- _Requisiti del compito_: Estrai dalle voci qui sotto ogni riga in cui compare la stringa "symbol".
:::
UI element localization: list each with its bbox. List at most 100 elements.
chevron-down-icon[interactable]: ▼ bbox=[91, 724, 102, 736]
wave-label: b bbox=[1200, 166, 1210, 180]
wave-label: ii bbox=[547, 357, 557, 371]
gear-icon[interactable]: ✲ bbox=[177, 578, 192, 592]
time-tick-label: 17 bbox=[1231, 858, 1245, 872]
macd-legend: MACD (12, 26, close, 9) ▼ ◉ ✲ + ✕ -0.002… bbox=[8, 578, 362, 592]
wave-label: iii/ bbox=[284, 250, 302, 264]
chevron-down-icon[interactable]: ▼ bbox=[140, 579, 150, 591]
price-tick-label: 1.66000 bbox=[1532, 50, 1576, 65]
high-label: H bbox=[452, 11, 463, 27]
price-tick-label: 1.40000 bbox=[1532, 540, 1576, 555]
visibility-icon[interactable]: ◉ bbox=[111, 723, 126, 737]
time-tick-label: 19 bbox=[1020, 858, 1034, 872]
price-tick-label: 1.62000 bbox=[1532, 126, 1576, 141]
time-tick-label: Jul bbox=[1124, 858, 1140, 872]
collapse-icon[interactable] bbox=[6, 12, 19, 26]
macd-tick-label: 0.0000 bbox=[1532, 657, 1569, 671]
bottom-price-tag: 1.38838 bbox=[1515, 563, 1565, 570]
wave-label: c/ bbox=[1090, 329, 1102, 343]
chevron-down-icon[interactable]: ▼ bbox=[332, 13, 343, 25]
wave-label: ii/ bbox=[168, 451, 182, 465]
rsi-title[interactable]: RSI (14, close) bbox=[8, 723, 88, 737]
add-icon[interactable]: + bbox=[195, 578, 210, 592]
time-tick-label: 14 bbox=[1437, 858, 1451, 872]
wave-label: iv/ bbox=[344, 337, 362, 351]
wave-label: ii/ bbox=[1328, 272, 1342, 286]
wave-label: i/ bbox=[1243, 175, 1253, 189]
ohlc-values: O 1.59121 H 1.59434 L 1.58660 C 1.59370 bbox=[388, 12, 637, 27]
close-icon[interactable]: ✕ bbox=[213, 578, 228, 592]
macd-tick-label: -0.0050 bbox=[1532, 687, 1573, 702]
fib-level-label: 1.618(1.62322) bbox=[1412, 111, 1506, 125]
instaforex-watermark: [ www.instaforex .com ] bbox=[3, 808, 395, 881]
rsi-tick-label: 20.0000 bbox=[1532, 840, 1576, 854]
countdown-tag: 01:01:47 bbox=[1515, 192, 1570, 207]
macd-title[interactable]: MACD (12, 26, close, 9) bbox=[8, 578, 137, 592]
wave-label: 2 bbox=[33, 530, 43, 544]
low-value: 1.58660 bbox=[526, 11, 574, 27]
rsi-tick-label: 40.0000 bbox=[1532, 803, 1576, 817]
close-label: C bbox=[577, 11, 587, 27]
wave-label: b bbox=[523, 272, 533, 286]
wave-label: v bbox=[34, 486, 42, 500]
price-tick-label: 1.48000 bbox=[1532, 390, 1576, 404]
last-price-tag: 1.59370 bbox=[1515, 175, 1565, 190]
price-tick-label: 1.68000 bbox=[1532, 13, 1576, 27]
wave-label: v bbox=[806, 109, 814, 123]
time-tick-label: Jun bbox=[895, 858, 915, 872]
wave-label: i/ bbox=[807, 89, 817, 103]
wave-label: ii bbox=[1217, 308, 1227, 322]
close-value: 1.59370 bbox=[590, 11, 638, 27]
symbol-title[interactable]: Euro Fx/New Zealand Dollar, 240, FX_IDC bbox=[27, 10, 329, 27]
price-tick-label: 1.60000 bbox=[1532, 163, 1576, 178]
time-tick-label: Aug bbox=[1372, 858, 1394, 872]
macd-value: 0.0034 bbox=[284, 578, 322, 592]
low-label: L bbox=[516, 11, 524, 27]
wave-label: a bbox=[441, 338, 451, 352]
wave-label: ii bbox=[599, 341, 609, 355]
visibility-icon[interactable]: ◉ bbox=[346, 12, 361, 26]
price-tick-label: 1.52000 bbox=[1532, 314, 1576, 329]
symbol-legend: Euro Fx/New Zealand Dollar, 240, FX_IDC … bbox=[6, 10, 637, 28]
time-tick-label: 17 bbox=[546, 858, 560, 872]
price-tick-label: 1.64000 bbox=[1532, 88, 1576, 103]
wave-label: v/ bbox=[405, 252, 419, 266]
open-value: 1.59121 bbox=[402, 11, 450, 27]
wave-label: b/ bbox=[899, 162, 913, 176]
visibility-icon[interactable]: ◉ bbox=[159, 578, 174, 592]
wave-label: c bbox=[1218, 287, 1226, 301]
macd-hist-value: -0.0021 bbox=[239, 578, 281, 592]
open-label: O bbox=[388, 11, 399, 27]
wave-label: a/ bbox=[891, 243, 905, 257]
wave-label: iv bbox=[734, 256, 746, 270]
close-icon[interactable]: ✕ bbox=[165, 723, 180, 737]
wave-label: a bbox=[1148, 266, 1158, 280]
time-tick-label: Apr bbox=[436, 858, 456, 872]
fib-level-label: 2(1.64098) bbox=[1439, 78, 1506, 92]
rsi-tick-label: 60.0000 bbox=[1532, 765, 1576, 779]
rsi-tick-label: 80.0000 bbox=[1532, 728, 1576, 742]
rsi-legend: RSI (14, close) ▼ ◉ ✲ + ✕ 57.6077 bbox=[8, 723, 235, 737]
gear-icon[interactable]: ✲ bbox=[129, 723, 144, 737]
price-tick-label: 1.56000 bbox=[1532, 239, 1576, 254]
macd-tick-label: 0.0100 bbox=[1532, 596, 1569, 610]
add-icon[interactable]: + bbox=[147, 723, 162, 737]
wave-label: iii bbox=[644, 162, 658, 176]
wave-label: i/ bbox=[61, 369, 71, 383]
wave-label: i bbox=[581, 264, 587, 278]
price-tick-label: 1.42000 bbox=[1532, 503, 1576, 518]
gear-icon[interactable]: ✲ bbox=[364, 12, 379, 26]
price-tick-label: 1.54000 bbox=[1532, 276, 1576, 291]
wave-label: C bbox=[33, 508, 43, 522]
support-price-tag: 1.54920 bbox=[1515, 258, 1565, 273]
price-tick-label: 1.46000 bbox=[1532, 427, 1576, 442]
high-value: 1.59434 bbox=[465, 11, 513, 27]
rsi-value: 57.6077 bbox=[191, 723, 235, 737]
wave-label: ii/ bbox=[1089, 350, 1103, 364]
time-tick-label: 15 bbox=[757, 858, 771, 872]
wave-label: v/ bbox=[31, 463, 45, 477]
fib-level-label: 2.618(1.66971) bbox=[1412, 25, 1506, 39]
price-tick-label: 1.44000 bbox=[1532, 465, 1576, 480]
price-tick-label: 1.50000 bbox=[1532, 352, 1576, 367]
:::
- _Risultato del compito_:
symbol-title[interactable]: Euro Fx/New Zealand Dollar, 240, FX_IDC bbox=[27, 10, 329, 27]
symbol-legend: Euro Fx/New Zealand Dollar, 240, FX_IDC … bbox=[6, 10, 637, 28]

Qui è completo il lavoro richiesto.